▸ **Figure contents as structured data**:
-------------------------

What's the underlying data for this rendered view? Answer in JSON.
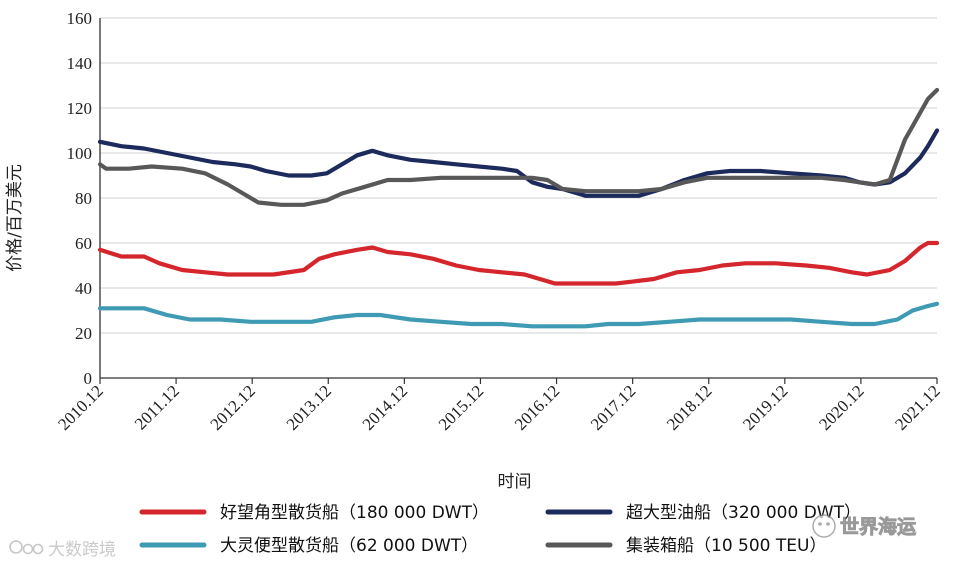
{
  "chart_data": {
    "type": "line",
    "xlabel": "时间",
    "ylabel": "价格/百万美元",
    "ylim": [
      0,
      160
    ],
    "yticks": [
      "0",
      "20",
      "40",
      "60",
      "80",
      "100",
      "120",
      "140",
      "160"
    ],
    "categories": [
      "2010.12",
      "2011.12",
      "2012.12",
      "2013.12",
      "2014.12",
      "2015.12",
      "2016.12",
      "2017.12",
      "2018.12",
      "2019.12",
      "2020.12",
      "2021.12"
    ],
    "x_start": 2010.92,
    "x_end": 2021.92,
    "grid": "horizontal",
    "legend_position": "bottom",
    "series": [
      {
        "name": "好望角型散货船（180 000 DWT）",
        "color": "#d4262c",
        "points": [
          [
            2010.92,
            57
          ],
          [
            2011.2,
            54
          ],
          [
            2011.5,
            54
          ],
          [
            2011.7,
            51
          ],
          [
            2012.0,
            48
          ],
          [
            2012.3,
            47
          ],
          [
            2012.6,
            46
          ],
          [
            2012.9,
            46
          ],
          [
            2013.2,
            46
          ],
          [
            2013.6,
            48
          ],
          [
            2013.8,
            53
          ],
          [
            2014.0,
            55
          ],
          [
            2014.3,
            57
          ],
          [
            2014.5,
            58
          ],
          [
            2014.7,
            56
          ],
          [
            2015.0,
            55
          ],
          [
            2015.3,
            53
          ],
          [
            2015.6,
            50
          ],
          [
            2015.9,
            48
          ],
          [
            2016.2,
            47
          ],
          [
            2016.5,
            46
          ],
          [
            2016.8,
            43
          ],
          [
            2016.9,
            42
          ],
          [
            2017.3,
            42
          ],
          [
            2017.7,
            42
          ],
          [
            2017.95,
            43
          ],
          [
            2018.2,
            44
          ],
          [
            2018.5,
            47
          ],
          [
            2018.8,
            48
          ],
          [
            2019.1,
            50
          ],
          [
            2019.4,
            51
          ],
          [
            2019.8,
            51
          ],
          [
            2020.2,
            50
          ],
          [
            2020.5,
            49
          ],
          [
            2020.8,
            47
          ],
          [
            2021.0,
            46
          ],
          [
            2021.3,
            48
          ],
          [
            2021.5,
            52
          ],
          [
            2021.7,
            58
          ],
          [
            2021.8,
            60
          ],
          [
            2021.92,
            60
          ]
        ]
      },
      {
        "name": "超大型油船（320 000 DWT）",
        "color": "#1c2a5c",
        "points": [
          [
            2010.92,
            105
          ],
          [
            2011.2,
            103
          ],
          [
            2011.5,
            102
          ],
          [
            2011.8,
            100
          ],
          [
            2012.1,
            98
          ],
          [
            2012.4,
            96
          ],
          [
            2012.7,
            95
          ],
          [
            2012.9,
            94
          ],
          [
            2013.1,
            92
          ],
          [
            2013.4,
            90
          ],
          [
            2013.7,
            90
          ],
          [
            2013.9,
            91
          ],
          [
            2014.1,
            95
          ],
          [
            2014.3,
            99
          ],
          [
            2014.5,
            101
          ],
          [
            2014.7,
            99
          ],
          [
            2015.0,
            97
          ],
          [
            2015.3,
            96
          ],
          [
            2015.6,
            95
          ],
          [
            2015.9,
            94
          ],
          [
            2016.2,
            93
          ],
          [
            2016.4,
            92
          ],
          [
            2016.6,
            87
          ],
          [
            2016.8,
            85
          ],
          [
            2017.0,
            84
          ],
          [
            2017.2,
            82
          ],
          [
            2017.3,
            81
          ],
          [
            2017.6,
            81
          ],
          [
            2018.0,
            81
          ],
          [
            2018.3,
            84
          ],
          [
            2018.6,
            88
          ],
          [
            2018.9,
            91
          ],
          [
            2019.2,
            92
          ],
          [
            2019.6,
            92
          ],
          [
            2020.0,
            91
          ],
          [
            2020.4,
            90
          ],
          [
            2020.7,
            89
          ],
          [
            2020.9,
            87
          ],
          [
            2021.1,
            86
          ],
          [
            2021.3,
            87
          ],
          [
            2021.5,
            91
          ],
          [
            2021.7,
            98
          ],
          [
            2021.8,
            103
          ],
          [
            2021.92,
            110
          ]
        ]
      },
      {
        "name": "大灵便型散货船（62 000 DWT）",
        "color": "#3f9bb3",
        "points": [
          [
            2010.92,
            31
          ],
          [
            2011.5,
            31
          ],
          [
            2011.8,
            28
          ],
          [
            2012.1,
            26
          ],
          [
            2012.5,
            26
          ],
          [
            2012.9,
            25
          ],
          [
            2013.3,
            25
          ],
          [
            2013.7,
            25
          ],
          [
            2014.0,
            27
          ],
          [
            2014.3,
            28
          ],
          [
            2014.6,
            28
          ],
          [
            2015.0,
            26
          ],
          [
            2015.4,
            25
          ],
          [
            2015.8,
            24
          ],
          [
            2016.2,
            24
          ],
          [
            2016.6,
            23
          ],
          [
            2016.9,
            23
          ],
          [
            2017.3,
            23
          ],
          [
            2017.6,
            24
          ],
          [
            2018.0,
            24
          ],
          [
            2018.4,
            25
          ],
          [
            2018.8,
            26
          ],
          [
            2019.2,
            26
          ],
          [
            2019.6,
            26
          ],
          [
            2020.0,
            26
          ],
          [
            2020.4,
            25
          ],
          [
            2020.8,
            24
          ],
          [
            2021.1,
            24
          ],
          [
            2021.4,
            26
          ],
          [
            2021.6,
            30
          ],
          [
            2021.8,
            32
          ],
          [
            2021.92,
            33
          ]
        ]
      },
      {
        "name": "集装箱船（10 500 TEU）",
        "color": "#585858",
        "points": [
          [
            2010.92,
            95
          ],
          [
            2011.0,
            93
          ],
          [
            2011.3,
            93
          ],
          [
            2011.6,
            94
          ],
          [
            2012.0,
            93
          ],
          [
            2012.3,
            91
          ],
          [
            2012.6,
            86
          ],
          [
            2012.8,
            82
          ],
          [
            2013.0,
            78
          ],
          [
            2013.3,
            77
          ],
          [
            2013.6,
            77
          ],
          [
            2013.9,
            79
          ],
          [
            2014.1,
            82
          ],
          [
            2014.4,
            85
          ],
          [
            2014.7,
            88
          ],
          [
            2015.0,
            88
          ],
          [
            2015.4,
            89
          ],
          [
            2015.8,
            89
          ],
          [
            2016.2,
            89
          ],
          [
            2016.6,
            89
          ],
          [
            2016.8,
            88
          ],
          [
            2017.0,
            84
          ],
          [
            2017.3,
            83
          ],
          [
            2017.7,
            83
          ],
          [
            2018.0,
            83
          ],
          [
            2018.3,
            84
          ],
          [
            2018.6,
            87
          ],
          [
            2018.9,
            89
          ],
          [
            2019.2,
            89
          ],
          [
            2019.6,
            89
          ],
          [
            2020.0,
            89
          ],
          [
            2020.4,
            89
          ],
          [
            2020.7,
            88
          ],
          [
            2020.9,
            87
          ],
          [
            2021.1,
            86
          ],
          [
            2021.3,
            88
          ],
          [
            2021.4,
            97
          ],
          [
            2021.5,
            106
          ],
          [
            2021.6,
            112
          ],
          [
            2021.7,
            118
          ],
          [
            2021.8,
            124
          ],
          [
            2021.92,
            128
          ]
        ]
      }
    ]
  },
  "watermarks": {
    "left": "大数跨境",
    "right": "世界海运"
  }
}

-------------------------

Show every line of the listing in which the string "color" can be found.

▸ **Written answer**:
        "color": "#d4262c",
        "color": "#1c2a5c",
        "color": "#3f9bb3",
        "color": "#585858",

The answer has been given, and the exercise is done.